Records excerpted from a collection
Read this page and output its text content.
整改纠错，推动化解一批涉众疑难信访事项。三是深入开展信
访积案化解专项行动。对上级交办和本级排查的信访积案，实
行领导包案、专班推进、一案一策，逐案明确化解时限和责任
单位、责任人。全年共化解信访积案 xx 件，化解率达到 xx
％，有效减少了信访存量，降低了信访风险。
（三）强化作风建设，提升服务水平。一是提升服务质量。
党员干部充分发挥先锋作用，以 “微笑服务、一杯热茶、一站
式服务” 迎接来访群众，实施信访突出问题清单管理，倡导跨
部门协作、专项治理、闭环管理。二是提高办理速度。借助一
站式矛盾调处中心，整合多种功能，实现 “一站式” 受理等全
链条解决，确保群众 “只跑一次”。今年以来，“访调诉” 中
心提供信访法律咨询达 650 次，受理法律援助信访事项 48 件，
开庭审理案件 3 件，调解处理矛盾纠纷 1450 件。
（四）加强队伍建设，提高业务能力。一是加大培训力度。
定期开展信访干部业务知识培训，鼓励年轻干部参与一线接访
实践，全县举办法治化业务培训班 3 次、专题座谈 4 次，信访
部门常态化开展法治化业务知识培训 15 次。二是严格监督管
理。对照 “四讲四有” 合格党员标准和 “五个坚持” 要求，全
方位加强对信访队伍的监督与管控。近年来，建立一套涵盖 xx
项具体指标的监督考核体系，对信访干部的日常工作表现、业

*The request*. Give every line of the material again, exactly as it reads.

*Task solution*.
Read this page and output its text content.
整改纠错，推动化解一批涉众疑难信访事项。三是深入开展信
访积案化解专项行动。对上级交办和本级排查的信访积案，实
行领导包案、专班推进、一案一策，逐案明确化解时限和责任
单位、责任人。全年共化解信访积案 xx 件，化解率达到 xx
％，有效减少了信访存量，降低了信访风险。
（三）强化作风建设，提升服务水平。一是提升服务质量。
党员干部充分发挥先锋作用，以 “微笑服务、一杯热茶、一站
式服务” 迎接来访群众，实施信访突出问题清单管理，倡导跨
部门协作、专项治理、闭环管理。二是提高办理速度。借助一
站式矛盾调处中心，整合多种功能，实现 “一站式” 受理等全
链条解决，确保群众 “只跑一次”。今年以来，“访调诉” 中
心提供信访法律咨询达 650 次，受理法律援助信访事项 48 件，
开庭审理案件 3 件，调解处理矛盾纠纷 1450 件。
（四）加强队伍建设，提高业务能力。一是加大培训力度。
定期开展信访干部业务知识培训，鼓励年轻干部参与一线接访
实践，全县举办法治化业务培训班 3 次、专题座谈 4 次，信访
部门常态化开展法治化业务知识培训 15 次。二是严格监督管
理。对照 “四讲四有” 合格党员标准和 “五个坚持” 要求，全
方位加强对信访队伍的监督与管控。近年来，建立一套涵盖 xx
项具体指标的监督考核体系，对信访干部的日常工作表现、业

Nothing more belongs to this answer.